Input rows:
┌──

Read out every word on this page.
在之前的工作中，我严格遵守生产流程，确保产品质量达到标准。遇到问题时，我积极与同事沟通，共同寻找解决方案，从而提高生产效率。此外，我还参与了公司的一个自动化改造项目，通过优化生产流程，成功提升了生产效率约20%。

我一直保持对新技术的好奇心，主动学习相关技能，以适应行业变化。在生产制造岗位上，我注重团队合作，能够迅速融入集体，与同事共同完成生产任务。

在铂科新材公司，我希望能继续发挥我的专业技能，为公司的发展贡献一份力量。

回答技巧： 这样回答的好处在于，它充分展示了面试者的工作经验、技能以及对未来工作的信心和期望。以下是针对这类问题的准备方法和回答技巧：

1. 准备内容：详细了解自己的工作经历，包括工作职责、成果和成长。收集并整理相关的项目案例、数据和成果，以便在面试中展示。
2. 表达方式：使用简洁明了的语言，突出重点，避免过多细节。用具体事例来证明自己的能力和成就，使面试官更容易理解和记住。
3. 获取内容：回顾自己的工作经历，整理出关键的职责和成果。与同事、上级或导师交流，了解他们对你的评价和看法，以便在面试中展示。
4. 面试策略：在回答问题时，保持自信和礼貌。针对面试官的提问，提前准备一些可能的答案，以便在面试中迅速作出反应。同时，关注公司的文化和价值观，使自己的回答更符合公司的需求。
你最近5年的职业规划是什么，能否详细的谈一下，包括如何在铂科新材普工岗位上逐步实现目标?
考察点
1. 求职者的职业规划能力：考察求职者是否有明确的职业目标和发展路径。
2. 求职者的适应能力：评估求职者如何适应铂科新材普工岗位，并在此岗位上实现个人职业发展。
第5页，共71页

└──
┌──

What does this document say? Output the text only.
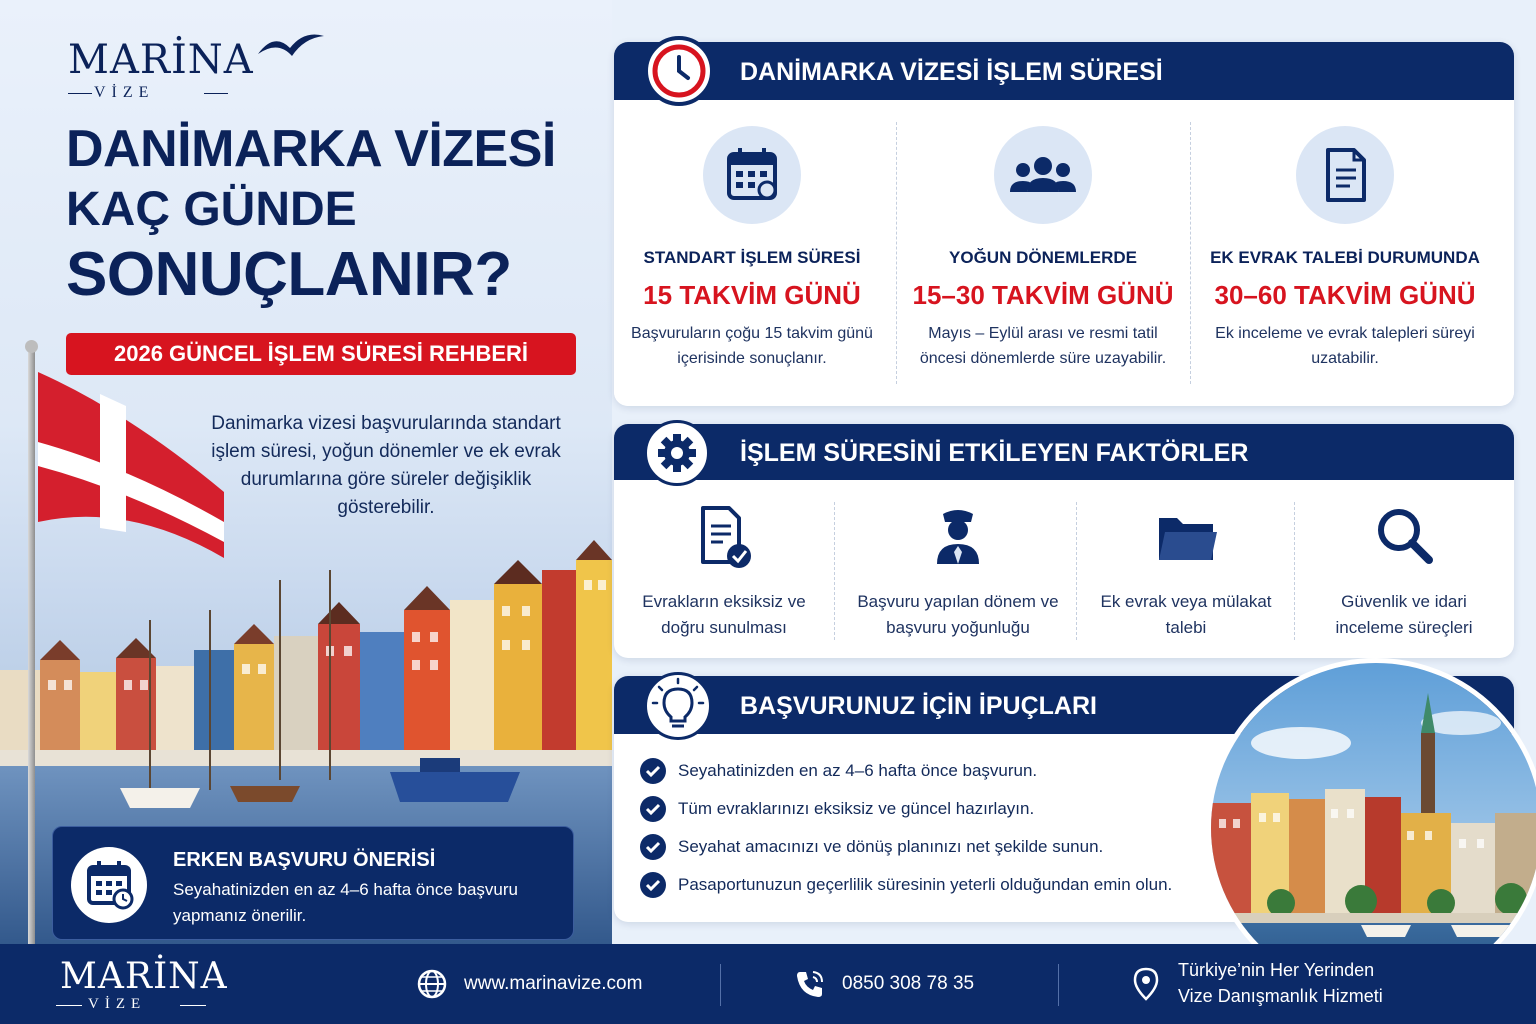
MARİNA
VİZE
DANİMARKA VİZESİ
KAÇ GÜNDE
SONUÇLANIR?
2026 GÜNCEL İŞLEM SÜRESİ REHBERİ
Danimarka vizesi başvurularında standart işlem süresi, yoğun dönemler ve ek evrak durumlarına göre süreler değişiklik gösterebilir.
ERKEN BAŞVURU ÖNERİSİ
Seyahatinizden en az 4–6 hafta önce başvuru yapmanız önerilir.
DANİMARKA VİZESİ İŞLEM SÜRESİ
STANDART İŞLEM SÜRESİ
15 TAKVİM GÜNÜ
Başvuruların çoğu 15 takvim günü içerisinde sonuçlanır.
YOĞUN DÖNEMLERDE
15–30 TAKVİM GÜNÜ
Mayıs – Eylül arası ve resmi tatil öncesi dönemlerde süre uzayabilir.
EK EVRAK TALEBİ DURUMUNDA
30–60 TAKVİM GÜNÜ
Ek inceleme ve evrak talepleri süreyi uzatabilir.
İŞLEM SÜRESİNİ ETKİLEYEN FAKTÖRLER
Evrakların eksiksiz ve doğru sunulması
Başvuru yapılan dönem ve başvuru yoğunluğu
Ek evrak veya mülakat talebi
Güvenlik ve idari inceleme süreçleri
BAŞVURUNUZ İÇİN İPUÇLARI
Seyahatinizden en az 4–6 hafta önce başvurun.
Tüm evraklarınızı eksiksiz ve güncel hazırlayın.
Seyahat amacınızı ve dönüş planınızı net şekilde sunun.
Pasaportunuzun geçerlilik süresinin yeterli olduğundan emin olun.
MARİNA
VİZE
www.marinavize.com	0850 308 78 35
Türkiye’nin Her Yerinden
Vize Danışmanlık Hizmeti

└──

Short problem: Provide only the number of lines in the records containing the string "TAKVİM".

Full answer: 3